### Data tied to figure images
##############################

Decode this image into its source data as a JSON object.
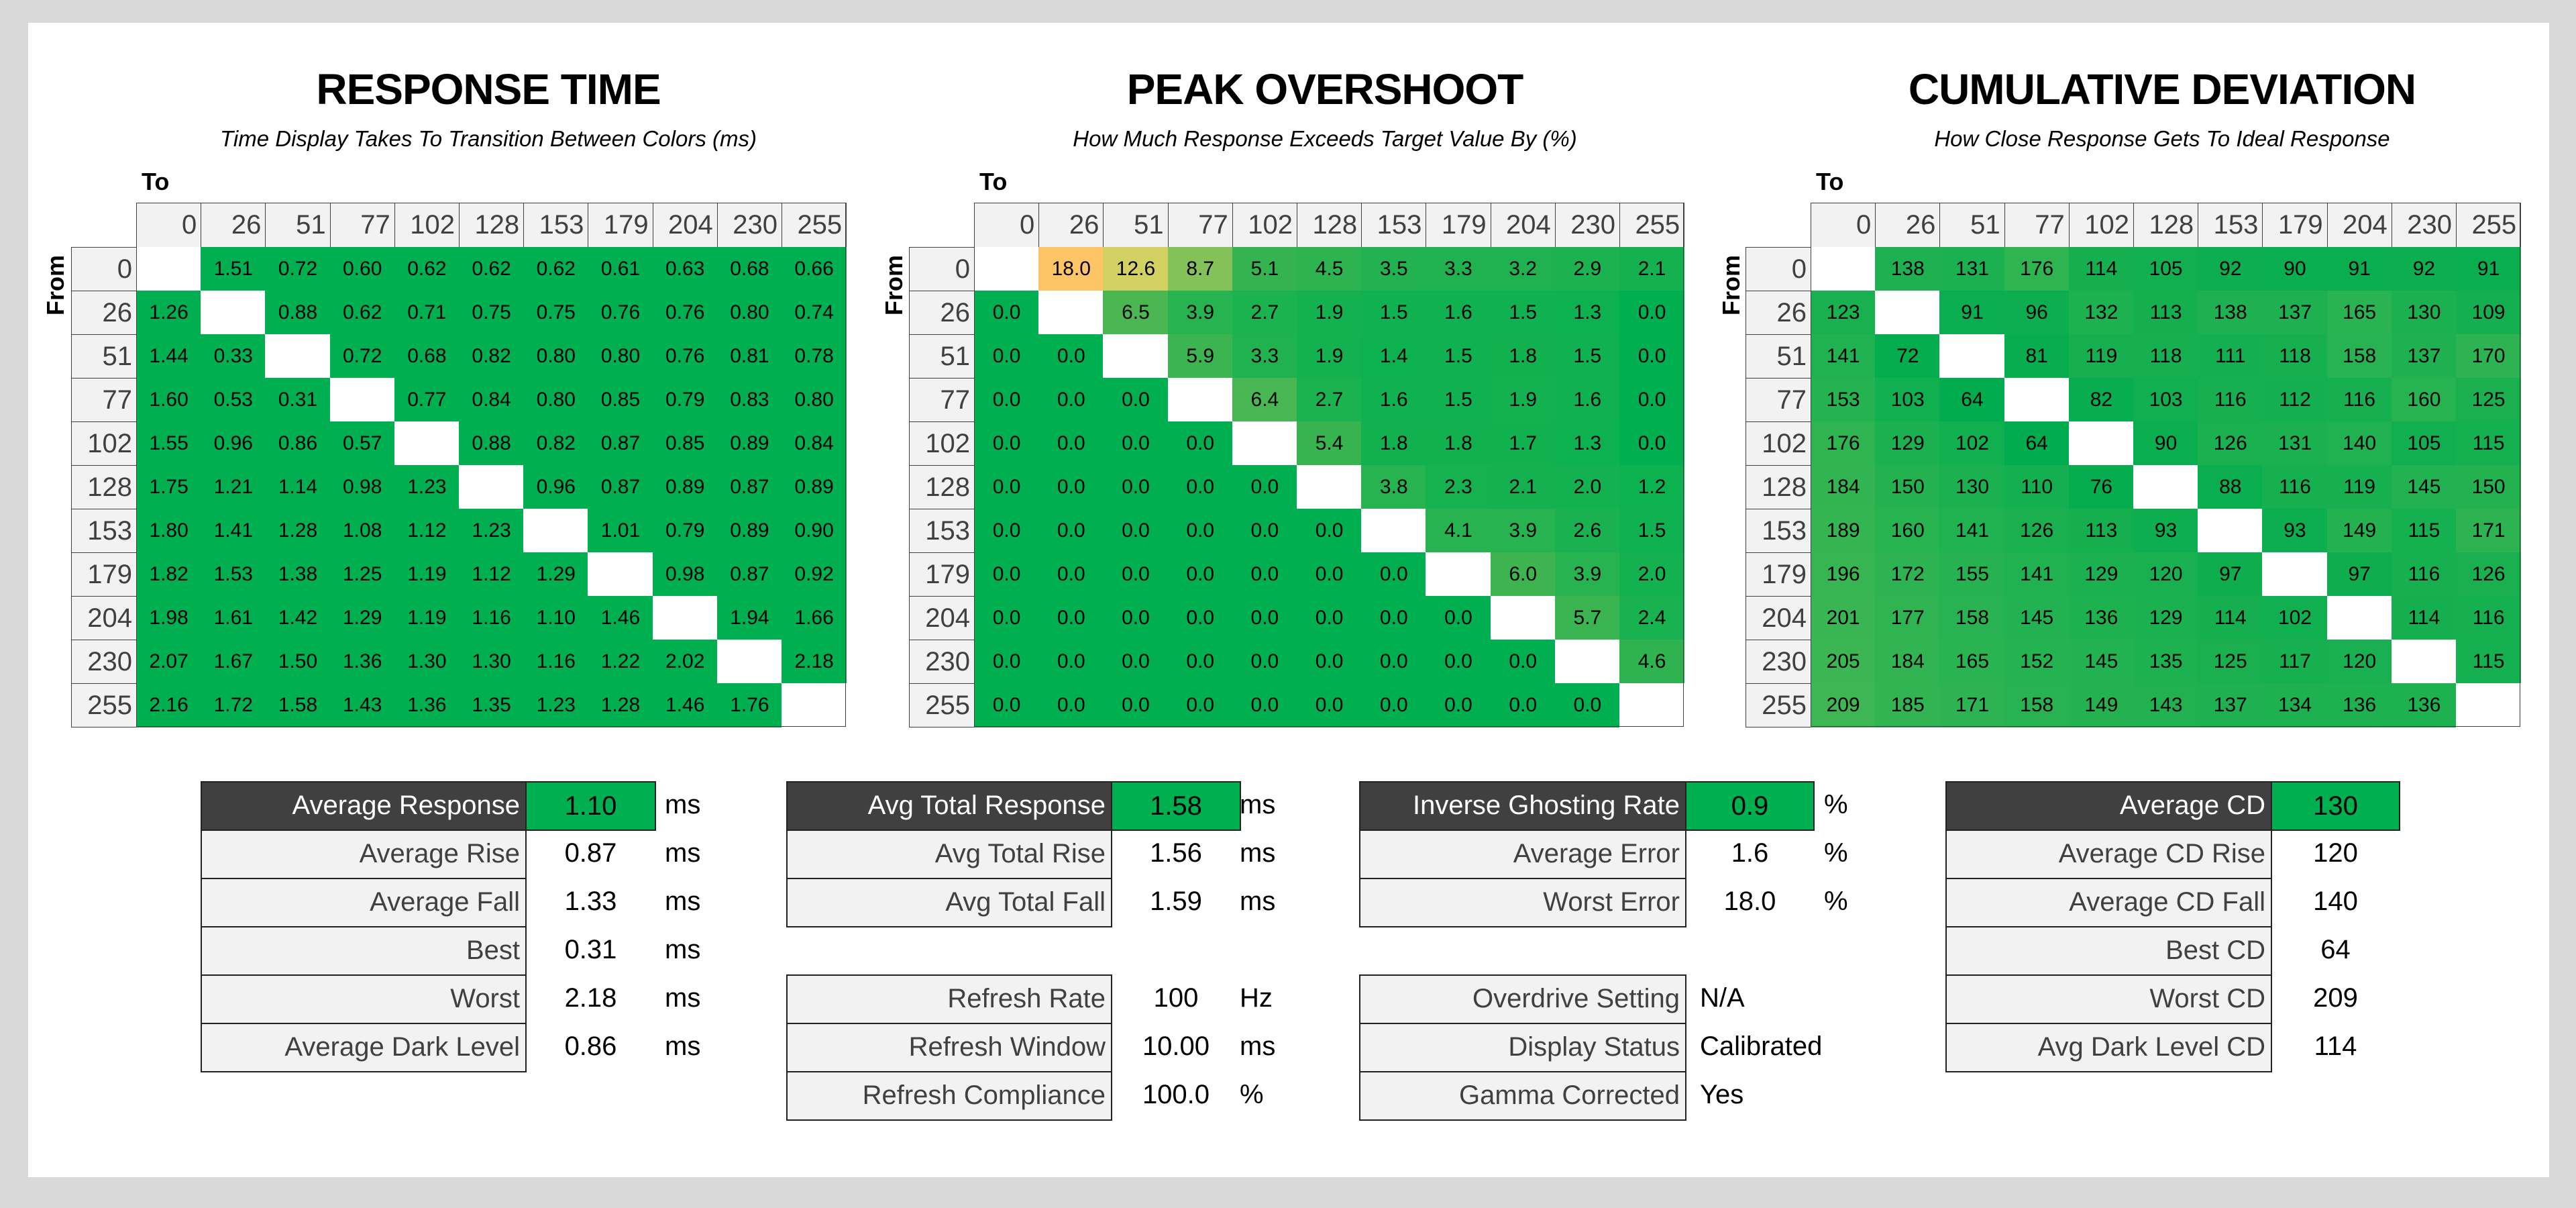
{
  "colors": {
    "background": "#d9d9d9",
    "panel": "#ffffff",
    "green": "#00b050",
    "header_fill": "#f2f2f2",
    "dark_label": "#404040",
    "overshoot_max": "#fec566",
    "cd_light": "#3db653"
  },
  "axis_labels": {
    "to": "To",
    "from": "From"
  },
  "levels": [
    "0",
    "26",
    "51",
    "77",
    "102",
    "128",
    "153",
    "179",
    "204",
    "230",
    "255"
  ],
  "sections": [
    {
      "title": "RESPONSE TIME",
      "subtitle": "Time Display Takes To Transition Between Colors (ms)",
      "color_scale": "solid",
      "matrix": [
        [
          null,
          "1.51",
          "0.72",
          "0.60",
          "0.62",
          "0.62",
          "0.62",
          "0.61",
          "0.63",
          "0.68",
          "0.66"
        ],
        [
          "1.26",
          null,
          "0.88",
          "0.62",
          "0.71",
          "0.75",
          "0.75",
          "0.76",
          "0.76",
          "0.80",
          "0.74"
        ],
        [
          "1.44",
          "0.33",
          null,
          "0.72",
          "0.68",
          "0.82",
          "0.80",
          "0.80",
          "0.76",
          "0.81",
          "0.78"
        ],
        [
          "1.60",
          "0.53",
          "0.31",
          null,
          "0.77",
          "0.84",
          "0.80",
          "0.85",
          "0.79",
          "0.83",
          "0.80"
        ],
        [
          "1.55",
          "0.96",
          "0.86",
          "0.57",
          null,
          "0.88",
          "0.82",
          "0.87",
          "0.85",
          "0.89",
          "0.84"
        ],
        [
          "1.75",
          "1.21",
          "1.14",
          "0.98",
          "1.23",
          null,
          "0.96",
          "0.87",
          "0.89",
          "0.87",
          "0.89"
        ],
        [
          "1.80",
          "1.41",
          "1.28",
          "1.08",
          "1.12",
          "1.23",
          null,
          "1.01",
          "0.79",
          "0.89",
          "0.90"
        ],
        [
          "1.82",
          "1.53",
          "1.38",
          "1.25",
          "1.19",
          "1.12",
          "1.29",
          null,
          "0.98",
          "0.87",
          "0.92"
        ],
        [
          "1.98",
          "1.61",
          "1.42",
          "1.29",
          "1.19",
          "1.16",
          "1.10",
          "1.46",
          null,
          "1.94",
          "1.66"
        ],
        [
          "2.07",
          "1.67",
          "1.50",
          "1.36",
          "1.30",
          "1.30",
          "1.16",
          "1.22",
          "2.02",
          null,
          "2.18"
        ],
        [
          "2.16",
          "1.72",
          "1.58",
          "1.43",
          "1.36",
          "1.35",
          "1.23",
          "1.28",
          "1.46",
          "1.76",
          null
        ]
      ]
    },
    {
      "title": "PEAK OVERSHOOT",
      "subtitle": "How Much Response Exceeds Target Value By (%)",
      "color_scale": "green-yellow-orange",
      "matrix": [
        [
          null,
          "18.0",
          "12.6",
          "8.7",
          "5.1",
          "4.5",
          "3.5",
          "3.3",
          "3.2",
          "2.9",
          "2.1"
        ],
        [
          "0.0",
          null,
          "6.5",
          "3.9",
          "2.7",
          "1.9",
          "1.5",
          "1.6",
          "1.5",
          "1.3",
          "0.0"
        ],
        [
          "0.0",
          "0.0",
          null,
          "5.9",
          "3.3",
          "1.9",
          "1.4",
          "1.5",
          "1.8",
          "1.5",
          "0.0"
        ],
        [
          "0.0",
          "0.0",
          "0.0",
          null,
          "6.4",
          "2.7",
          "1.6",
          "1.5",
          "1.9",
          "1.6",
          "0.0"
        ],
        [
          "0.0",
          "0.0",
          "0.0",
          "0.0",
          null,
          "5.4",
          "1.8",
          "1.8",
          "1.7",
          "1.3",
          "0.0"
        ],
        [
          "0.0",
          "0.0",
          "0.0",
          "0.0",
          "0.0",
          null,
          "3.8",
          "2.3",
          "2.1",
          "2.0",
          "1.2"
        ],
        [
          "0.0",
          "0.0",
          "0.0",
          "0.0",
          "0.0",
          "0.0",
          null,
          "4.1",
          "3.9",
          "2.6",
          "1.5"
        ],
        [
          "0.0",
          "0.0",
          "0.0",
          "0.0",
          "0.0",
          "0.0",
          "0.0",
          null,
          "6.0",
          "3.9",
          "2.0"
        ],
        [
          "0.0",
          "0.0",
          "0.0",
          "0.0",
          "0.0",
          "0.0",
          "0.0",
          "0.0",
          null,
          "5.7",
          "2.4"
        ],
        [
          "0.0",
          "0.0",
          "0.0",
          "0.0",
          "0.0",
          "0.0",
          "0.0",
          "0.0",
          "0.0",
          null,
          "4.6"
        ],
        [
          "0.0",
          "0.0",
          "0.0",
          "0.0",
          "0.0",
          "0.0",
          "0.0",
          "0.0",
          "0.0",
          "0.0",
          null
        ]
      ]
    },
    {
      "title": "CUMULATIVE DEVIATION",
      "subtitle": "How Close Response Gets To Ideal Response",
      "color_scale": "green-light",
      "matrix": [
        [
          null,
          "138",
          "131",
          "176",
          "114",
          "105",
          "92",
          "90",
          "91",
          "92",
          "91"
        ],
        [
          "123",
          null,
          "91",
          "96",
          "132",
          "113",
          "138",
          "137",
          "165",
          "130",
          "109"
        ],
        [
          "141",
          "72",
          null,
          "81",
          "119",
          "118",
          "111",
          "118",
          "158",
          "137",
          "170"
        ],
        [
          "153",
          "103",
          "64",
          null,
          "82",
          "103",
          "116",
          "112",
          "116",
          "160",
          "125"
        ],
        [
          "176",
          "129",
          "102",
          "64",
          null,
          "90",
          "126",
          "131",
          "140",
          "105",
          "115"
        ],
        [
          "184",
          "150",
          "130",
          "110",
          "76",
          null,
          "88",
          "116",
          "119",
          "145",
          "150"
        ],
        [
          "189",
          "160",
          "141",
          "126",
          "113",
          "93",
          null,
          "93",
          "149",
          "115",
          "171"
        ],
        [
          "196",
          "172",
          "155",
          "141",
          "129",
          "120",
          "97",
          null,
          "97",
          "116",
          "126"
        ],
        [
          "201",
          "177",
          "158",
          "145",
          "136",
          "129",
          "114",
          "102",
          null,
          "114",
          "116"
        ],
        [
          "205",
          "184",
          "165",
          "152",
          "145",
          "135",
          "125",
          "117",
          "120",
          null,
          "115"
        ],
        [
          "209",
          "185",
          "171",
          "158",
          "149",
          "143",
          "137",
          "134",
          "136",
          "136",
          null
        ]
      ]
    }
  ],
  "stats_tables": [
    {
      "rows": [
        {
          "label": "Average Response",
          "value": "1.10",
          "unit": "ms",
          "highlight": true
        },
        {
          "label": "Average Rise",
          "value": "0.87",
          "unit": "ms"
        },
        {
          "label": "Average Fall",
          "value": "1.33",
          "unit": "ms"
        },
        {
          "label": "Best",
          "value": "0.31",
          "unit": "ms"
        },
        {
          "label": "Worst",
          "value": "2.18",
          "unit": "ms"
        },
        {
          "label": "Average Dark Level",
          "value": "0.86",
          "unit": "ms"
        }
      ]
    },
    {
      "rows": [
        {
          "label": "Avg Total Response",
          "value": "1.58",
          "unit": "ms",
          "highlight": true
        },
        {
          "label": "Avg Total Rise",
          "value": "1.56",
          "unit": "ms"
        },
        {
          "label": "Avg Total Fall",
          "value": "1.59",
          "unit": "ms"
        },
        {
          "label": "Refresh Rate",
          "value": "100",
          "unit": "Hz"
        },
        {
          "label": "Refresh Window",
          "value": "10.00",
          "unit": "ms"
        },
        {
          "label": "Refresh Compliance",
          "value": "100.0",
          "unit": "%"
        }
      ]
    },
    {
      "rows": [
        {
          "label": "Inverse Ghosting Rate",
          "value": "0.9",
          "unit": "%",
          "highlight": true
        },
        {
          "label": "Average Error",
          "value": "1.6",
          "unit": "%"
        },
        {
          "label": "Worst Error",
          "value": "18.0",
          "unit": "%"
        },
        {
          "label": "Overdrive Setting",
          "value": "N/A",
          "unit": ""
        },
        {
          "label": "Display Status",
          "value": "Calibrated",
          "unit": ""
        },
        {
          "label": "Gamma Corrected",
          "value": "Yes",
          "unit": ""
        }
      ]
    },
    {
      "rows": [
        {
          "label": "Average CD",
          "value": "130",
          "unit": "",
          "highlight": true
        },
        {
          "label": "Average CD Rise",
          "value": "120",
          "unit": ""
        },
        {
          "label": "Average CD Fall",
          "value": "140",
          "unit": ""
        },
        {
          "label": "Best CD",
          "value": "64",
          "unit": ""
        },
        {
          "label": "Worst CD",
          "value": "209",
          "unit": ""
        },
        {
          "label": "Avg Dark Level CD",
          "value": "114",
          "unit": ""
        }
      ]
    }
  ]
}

##############################

### Aim of the task
Find every line above that contains the word "green", and return each one.

### Exercise answer
    "green": "#00b050",
      "color_scale": "green-yellow-orange",
      "color_scale": "green-light",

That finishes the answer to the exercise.